» TASK DESCRIPTION: From the entries that follow, gather each line holding the word "legend".

— begin —

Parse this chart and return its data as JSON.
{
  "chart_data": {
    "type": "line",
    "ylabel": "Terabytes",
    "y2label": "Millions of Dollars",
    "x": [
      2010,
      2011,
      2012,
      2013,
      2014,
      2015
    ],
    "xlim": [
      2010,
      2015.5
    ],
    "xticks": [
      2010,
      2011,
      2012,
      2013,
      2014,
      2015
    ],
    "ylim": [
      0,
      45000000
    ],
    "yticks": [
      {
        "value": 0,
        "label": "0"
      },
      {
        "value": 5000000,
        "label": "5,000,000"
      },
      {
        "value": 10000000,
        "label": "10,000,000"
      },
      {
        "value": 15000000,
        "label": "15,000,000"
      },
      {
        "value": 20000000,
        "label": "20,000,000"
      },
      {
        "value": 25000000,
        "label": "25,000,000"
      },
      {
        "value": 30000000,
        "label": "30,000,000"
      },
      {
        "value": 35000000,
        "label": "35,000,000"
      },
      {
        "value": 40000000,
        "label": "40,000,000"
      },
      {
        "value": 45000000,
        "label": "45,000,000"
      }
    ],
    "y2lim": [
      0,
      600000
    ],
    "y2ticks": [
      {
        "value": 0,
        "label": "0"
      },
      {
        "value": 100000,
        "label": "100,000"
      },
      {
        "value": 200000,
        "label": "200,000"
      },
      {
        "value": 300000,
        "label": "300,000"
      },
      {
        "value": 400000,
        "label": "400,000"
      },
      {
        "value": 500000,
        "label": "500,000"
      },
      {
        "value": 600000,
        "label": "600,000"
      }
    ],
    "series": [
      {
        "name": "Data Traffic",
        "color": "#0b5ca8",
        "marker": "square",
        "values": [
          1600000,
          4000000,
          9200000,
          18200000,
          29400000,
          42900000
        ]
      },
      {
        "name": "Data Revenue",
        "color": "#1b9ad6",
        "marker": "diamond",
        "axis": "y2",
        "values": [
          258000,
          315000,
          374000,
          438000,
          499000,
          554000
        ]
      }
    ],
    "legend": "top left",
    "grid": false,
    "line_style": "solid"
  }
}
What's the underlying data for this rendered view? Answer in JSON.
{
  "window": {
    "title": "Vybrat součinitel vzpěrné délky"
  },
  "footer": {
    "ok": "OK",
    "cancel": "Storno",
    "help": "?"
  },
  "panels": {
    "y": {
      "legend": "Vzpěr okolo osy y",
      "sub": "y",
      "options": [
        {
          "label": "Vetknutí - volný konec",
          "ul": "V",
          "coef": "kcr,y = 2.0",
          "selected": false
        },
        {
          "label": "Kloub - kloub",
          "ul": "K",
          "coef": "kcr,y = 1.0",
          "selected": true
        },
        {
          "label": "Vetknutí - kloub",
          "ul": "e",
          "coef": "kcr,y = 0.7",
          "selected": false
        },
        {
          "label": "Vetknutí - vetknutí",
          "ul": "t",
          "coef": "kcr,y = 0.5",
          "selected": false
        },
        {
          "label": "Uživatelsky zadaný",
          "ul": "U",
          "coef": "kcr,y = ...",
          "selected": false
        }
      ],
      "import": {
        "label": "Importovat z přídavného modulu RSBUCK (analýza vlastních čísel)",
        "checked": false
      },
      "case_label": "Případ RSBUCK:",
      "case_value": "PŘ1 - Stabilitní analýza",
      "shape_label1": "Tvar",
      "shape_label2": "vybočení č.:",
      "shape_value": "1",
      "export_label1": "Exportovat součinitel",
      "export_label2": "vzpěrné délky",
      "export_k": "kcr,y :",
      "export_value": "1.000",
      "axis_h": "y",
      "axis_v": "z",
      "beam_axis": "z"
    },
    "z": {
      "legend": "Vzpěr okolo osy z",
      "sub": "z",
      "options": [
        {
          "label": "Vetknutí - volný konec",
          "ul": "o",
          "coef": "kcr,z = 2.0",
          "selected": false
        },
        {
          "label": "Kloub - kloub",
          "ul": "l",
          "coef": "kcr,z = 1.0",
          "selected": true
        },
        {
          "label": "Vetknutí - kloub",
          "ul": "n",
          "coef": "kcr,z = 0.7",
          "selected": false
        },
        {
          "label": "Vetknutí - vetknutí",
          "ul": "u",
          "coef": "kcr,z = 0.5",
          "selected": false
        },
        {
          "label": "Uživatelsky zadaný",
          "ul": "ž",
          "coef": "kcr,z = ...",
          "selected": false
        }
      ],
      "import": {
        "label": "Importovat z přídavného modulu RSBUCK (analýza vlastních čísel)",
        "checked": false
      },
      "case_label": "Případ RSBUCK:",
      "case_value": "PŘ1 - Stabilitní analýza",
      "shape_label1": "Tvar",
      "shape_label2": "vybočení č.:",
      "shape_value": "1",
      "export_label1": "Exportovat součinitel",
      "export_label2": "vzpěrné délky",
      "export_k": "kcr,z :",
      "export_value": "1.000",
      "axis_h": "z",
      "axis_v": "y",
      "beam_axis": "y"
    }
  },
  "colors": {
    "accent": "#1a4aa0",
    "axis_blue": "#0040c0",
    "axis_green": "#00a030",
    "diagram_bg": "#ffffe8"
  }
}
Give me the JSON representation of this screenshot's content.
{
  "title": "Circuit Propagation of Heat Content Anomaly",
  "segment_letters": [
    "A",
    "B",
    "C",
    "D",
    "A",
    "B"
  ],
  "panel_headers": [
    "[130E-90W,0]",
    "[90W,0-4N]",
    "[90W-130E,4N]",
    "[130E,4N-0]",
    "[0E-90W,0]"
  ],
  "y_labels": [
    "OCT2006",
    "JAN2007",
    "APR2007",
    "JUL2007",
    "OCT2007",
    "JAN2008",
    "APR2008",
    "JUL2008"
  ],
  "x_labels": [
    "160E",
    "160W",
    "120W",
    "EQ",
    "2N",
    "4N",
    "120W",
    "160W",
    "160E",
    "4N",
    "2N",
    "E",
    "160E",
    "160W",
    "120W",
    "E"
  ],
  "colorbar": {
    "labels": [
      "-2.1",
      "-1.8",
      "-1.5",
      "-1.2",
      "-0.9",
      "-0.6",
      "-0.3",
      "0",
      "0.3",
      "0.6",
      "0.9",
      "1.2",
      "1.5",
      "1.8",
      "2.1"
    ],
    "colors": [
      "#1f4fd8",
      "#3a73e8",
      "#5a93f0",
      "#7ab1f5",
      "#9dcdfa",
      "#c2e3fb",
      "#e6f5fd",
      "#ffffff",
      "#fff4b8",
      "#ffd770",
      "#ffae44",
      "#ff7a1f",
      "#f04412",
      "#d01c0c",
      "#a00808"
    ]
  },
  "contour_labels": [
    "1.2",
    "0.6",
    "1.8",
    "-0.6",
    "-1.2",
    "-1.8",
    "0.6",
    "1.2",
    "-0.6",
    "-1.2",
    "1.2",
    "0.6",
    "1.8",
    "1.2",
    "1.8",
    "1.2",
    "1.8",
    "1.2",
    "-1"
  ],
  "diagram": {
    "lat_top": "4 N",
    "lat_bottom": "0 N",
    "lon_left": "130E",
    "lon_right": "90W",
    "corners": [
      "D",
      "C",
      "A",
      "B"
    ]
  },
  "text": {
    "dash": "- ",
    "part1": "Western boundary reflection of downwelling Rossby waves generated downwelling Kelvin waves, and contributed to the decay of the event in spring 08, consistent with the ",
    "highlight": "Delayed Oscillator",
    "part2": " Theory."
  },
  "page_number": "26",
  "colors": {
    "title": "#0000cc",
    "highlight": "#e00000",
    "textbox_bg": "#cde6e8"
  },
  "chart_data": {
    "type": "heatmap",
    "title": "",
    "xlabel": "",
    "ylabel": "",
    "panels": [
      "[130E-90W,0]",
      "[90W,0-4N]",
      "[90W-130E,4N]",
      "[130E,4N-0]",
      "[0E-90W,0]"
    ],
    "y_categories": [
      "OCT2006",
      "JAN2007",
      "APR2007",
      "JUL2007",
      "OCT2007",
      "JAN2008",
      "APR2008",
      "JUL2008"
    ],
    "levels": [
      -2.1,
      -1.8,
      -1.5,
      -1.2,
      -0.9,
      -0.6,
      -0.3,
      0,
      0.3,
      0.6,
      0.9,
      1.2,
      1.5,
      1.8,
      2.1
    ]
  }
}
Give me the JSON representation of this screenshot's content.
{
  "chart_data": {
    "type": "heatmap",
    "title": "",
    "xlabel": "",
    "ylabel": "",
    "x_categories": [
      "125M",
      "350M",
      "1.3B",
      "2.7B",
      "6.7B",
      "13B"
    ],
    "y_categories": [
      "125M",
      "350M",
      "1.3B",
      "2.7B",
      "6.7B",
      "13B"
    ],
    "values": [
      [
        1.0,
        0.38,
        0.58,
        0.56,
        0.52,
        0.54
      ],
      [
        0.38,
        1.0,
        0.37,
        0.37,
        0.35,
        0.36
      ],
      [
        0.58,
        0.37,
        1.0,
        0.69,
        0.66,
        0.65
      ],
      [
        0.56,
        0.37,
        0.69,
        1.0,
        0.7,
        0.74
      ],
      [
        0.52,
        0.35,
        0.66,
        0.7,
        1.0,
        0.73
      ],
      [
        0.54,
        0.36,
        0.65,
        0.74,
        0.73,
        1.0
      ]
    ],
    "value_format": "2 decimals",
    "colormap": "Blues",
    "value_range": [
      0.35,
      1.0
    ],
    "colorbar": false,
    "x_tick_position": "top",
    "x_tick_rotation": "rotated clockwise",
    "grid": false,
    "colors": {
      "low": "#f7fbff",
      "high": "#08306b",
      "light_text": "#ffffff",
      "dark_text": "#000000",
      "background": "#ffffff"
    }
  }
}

— end —

» WORKED ANSWER:
    "legend": "top left",
      "legend": "Vzpěr okolo osy y",
      "legend": "Vzpěr okolo osy z",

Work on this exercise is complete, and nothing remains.